---------- Texto do exercício ----------
No Brasil, de acordo com a Sociedade Brasileira de Diabetes (SBD),
há cerca de 12 milhões de pessoas acometidas com esse mal. Adriana
Bosco, presidente da SBD Regional Minas Gerais e coordenadora do
Ambulatório do Diabetes tipo 2 da Santa Casa de Misericórdia de Belo
Horizonte, explica que, quando a doença não é controlada, com o tempo, a
pessoa perde a sensibilidade dos membros inferiores e qualquer lesão
pode virar uma úlcera. Há vários medicamentos para tratar os ferimentos
em diabéticos, como pomadas e géis específicos.
No laboratório, testes bem-sucedidos para cicatrização de lesões de pele e mucosa
O SUS fornece alguns deles. "O ideal é sempre a prevenção, porque
depois é mais difícil de controlar. Mas tudo que vem para contribuir
para a cura desse mal é muito bem-vindo. Ainda mais se a matéria-prima é
brasileira", afirma Adriana.
----------
▶ Tarefa A
Responda com base no texto sobre diabetes:
(i) Segundo a Sociedade Brasileira de Diabetes, quantas pessoas têm diabetes no Brasil?
(ii) O que a pessoa perde com o tempo quando a doença não é controlada?
(iii) Para Adriana Bosco, o que é sempre o ideal?
▶ Tarefa B
Liste todos os lugares geográficos (país, estado ou cidade) mencionados no texto sobre diabetes.
---------- Entradas exibidas ----------
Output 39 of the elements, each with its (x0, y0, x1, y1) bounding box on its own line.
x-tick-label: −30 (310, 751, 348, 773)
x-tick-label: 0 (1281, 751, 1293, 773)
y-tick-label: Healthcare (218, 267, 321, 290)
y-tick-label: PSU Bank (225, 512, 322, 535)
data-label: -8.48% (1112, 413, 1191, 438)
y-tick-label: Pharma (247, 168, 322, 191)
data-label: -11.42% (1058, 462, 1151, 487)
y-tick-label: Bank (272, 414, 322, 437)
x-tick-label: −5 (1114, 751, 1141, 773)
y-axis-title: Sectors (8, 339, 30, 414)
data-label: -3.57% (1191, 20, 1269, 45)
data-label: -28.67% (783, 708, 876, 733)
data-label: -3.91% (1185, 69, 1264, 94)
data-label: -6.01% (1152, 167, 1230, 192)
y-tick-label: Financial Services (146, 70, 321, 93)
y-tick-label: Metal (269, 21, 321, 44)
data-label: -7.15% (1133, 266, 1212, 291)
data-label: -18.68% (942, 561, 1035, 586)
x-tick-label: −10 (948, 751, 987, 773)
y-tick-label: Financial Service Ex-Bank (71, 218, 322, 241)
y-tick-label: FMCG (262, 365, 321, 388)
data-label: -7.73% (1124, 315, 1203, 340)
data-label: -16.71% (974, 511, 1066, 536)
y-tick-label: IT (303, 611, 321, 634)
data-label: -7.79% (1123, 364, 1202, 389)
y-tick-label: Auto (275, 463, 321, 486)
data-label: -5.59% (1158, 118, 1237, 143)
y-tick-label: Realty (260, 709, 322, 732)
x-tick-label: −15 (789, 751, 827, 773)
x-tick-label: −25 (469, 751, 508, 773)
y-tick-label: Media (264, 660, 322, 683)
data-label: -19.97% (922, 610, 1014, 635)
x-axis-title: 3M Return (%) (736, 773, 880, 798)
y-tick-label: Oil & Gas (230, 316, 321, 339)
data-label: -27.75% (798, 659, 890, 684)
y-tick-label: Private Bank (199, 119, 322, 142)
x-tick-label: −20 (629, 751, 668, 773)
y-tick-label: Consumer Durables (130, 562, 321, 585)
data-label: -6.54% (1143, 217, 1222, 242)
----------
▶ Resposta A
(i) Cerca de 12 milhões de pessoas.
(ii) A sensibilidade dos membros inferiores.
(iii) A prevenção.

▶ Resposta B
Brasil; Minas Gerais; Belo Horizonte.